**Written problem:**
Rewrite the listing as a JSON list of strings, one string per line with blank lines left out, from its first line up to and including the line with "- y-tick-label: 90.0%: [1342, 273, 1393, 293]".

- - - - - - -

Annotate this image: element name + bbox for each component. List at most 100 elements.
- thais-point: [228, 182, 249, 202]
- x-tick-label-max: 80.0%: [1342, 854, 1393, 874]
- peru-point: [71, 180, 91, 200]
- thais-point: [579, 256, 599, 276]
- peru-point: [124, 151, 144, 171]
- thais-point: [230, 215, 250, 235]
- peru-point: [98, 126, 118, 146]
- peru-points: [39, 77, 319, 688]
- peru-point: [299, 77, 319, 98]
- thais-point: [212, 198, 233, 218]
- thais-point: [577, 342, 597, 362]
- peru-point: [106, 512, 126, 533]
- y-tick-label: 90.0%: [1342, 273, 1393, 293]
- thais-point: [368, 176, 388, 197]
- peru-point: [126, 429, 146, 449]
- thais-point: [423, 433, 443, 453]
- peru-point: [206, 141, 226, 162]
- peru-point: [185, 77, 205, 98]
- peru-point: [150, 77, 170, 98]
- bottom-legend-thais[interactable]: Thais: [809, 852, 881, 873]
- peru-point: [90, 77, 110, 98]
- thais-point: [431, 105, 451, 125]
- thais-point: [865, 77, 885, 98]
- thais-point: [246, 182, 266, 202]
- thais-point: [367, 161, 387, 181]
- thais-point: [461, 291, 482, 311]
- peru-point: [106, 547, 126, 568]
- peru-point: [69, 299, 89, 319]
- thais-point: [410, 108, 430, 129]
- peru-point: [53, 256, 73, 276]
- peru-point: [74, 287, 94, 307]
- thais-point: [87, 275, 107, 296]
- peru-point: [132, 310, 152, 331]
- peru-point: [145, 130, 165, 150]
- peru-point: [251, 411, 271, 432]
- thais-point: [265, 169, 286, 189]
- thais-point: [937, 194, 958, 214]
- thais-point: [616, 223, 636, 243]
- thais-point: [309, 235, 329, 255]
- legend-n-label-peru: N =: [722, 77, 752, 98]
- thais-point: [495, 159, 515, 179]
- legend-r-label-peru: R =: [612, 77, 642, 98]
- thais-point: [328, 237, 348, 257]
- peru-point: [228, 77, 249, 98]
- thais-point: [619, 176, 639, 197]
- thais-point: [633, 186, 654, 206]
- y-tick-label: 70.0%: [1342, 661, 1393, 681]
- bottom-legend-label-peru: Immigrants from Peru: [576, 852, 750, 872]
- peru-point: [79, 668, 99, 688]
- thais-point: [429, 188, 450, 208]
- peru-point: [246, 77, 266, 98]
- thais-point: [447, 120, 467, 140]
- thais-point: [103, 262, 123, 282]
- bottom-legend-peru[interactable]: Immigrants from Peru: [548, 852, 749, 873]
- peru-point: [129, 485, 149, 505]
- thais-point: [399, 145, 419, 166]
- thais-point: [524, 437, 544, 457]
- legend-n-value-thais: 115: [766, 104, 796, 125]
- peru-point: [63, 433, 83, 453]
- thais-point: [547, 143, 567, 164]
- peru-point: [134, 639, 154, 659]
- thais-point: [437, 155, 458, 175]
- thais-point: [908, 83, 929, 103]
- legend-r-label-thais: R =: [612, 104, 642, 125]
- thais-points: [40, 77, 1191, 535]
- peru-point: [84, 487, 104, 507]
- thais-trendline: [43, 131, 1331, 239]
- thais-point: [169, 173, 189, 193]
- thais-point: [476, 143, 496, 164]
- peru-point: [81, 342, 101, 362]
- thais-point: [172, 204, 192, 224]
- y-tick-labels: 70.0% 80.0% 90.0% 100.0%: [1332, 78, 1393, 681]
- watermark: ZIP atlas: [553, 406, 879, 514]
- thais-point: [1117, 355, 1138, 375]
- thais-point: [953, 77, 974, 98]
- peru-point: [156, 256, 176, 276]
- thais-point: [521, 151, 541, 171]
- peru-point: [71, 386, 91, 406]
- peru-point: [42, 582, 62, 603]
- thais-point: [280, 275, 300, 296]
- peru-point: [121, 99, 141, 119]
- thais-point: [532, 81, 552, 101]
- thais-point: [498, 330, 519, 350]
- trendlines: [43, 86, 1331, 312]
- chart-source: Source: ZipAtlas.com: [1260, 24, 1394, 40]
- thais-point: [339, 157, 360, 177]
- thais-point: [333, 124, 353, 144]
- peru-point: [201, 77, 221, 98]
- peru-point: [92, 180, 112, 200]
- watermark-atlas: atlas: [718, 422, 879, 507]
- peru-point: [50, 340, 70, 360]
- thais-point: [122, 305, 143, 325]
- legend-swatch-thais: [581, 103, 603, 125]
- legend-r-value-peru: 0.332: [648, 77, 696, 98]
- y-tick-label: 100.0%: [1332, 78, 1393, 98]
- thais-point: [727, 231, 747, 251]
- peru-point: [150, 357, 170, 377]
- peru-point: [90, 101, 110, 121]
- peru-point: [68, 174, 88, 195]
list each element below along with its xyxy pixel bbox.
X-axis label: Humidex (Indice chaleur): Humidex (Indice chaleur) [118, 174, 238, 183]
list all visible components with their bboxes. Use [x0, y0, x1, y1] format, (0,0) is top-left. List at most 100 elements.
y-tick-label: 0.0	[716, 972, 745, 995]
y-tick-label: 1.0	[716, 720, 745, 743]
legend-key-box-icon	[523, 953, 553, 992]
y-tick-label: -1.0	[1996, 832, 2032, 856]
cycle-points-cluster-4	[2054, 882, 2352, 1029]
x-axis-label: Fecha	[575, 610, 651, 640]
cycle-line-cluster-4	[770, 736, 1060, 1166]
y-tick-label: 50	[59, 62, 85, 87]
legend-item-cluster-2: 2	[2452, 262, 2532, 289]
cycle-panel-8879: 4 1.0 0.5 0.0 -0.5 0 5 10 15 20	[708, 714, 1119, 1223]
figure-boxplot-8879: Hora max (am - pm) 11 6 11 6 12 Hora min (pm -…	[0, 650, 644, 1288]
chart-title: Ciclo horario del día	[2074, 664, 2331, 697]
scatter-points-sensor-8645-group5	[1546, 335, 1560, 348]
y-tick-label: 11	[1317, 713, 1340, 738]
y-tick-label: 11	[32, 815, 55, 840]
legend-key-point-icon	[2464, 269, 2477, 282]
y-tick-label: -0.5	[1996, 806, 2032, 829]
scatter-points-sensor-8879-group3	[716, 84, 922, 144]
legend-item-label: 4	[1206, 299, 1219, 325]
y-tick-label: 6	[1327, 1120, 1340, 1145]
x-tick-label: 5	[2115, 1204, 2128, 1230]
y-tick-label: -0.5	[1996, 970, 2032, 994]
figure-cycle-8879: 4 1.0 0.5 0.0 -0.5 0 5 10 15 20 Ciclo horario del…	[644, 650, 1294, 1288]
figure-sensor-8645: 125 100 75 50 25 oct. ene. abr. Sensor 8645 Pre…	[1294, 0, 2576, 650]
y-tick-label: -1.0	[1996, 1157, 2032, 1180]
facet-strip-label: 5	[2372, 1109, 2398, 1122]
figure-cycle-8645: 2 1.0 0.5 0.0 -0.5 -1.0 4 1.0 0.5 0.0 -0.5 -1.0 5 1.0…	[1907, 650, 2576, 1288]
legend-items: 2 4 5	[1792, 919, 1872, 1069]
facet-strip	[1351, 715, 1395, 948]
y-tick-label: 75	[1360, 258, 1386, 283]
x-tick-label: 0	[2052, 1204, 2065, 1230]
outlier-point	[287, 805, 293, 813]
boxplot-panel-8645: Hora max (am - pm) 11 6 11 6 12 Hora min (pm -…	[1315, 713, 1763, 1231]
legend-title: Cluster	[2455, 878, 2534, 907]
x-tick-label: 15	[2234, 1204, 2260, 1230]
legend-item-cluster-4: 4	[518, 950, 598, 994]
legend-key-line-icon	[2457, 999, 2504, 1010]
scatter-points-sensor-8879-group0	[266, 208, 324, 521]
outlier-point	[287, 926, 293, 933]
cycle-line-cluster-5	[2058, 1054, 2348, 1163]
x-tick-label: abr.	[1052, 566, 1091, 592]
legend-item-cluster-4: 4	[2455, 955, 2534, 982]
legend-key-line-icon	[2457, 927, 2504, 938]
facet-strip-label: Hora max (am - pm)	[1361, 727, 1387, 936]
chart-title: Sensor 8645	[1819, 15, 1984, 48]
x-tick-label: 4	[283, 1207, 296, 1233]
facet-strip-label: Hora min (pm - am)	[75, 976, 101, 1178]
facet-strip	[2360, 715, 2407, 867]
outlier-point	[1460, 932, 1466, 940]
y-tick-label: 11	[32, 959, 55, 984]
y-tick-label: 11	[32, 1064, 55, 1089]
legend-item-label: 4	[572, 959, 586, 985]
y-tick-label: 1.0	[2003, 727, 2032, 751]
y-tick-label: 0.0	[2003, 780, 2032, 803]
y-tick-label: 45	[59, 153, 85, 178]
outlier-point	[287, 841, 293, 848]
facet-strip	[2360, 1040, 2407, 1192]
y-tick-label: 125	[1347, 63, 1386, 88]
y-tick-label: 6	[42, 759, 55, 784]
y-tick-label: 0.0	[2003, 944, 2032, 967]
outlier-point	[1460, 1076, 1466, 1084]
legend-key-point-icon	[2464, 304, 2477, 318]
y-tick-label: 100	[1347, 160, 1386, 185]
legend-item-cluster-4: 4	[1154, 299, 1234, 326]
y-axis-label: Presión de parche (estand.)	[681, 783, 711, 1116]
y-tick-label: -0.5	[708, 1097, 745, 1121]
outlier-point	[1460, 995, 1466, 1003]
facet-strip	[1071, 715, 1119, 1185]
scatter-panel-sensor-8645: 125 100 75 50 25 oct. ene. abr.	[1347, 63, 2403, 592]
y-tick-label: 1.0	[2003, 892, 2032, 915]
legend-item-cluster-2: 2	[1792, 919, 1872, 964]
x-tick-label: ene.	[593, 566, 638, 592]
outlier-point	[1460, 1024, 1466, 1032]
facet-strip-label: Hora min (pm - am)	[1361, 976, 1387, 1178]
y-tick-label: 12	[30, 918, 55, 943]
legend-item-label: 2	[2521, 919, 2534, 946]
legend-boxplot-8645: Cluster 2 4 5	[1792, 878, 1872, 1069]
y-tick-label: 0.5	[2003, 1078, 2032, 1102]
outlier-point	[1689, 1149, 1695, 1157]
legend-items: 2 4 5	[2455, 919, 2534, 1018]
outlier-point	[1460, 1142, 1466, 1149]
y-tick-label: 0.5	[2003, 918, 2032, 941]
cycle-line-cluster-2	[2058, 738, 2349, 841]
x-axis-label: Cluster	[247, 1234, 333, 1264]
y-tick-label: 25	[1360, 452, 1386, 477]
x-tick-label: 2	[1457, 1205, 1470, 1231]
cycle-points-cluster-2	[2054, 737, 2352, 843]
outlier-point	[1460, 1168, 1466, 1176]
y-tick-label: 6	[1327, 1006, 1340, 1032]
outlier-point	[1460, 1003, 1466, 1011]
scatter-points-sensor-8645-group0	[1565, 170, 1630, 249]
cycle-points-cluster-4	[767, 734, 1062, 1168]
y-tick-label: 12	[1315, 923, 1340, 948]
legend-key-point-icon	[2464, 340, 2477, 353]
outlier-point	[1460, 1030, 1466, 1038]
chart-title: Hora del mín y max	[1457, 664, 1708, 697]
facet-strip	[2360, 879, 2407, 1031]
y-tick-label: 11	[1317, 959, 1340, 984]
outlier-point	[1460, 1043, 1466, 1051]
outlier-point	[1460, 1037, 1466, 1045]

- - - - - - -

**Output for this task:**
[
  "Annotate this image: element name + bbox for each component. List at most 100 elements.",
  "- thais-point: [228, 182, 249, 202]",
  "- x-tick-label-max: 80.0%: [1342, 854, 1393, 874]",
  "- peru-point: [71, 180, 91, 200]",
  "- thais-point: [579, 256, 599, 276]",
  "- peru-point: [124, 151, 144, 171]",
  "- thais-point: [230, 215, 250, 235]",
  "- peru-point: [98, 126, 118, 146]",
  "- peru-points: [39, 77, 319, 688]",
  "- peru-point: [299, 77, 319, 98]",
  "- thais-point: [212, 198, 233, 218]",
  "- thais-point: [577, 342, 597, 362]",
  "- peru-point: [106, 512, 126, 533]",
  "- y-tick-label: 90.0%: [1342, 273, 1393, 293]"
]